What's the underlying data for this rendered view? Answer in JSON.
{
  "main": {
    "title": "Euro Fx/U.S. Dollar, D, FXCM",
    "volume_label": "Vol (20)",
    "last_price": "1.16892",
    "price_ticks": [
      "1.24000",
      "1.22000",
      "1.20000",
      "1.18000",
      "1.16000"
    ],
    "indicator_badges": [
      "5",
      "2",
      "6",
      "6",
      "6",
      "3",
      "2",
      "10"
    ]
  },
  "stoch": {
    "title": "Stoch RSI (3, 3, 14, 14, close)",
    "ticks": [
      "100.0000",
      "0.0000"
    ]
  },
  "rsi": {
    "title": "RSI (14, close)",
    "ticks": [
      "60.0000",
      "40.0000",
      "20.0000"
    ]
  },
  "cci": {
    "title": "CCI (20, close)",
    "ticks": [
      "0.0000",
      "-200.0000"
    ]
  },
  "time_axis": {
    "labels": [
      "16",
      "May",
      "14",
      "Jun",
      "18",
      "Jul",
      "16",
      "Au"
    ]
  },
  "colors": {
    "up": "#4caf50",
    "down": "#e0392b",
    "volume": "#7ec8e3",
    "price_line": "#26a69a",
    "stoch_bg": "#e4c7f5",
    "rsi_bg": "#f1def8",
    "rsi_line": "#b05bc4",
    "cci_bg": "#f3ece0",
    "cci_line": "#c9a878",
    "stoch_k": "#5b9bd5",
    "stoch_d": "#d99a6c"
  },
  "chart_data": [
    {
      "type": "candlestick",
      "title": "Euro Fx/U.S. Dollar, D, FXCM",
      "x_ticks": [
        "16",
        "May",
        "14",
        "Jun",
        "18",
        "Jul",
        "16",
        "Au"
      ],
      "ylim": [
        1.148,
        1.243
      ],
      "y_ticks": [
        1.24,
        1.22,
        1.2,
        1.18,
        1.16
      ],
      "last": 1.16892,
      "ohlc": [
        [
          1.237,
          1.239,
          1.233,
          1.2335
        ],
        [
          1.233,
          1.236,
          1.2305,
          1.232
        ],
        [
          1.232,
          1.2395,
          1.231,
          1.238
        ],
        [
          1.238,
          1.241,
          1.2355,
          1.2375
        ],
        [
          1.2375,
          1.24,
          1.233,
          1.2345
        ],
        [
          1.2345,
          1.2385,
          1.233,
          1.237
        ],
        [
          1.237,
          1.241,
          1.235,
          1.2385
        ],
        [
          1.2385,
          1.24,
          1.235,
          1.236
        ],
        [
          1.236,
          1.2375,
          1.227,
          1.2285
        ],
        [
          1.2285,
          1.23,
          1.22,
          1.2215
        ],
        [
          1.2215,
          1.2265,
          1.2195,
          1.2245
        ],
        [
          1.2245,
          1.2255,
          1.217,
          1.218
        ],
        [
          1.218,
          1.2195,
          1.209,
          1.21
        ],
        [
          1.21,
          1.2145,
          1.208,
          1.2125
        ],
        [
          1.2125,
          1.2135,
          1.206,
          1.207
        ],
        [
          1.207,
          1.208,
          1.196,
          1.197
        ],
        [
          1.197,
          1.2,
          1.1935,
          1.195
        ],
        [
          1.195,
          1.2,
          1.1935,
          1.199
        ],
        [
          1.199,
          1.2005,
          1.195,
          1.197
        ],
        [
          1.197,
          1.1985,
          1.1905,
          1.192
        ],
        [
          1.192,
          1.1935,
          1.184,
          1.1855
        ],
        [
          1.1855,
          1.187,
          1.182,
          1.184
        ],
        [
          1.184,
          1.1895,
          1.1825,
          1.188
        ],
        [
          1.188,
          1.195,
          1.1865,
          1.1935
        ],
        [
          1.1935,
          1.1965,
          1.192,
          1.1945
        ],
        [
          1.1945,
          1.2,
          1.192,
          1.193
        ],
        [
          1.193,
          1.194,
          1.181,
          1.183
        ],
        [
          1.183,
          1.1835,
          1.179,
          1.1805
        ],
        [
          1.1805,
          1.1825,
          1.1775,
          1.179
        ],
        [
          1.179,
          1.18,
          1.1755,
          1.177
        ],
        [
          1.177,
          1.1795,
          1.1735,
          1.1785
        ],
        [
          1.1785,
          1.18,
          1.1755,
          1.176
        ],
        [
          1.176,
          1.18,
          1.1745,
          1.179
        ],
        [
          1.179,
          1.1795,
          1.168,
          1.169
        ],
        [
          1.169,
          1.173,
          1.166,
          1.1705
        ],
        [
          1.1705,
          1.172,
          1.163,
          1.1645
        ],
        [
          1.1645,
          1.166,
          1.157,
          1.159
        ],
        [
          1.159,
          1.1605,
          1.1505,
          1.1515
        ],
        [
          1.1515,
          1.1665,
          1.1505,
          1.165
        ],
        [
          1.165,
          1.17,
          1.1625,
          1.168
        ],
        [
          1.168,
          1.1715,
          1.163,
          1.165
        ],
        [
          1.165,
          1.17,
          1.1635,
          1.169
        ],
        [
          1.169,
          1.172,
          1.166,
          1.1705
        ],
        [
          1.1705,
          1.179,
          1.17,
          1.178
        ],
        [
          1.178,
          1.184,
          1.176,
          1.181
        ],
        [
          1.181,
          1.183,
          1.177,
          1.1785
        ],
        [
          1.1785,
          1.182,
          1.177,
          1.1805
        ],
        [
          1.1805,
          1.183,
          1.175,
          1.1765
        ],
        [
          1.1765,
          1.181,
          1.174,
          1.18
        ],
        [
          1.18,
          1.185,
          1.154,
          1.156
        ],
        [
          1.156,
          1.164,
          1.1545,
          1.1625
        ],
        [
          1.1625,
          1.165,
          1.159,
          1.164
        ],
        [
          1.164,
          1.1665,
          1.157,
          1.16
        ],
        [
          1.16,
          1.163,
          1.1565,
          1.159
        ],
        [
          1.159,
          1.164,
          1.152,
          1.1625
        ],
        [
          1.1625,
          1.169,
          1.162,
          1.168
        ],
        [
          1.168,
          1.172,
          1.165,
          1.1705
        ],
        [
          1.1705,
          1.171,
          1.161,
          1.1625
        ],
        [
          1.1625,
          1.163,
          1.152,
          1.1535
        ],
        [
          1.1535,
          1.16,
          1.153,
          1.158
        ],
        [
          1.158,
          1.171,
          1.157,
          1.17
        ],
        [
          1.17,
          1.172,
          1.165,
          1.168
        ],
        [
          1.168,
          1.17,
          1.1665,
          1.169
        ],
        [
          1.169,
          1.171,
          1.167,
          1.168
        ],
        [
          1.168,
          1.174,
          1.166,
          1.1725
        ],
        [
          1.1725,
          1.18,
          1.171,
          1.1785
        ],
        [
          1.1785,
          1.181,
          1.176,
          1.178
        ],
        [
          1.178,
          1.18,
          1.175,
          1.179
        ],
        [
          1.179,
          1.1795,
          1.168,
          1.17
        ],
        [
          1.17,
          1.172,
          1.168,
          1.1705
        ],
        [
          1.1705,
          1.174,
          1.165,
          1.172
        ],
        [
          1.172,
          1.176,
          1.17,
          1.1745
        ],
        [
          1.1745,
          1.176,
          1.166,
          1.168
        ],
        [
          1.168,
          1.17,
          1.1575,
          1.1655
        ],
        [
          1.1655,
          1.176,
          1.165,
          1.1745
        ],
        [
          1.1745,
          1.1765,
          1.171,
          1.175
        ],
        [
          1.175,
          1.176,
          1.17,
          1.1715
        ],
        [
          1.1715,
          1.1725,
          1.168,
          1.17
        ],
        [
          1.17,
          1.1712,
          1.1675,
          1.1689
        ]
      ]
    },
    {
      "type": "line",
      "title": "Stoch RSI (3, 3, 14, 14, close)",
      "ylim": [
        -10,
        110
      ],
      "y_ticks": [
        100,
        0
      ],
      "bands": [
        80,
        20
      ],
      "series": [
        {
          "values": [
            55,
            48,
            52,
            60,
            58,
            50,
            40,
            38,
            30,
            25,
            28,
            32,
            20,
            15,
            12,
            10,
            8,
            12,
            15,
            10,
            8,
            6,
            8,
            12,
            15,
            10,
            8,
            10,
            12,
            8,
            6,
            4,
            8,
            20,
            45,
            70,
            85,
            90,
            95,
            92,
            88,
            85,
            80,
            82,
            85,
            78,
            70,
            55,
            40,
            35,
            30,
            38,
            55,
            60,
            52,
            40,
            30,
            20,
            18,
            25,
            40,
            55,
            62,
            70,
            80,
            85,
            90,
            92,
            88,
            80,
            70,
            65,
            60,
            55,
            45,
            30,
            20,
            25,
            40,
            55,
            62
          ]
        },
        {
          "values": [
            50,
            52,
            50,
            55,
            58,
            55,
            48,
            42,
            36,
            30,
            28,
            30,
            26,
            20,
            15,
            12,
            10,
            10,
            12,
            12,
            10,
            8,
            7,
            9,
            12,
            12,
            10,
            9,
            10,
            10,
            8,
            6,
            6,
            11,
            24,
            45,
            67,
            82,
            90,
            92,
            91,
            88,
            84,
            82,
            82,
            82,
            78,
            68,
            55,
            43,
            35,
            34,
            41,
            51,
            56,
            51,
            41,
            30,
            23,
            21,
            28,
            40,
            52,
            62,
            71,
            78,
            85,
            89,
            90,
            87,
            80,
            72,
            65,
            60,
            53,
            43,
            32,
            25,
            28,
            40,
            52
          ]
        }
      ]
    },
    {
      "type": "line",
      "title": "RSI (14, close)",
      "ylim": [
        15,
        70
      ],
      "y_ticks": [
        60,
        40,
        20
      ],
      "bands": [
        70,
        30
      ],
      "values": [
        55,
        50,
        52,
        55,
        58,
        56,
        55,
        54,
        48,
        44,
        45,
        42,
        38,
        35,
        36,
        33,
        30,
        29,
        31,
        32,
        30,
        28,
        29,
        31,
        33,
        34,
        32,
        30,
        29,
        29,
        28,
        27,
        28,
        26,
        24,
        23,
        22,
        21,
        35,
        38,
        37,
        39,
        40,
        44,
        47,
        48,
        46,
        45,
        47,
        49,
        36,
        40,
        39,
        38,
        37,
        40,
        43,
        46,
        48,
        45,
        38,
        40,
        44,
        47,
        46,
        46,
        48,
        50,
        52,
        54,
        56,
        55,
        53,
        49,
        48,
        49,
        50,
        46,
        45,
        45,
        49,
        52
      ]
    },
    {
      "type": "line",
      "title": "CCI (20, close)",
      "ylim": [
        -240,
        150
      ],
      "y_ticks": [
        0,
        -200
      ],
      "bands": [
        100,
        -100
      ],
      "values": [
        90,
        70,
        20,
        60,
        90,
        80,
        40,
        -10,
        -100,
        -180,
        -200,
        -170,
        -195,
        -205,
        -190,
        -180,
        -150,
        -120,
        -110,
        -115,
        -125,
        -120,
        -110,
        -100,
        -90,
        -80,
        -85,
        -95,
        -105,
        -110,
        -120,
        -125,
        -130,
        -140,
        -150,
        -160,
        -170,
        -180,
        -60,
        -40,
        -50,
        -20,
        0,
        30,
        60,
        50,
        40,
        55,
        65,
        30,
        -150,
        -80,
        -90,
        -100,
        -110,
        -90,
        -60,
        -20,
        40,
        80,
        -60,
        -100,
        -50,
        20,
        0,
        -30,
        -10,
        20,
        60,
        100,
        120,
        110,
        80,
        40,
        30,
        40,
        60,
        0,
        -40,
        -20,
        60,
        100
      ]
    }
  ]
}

GIVEN PROBLEM:
Find all lines where the word "close" appears. Copy them.

COMPLETED EXERCISE:
    "title": "Stoch RSI (3, 3, 14, 14, close)",
    "title": "RSI (14, close)",
    "title": "CCI (20, close)",
      "title": "Stoch RSI (3, 3, 14, 14, close)",
      "title": "RSI (14, close)",
      "title": "CCI (20, close)",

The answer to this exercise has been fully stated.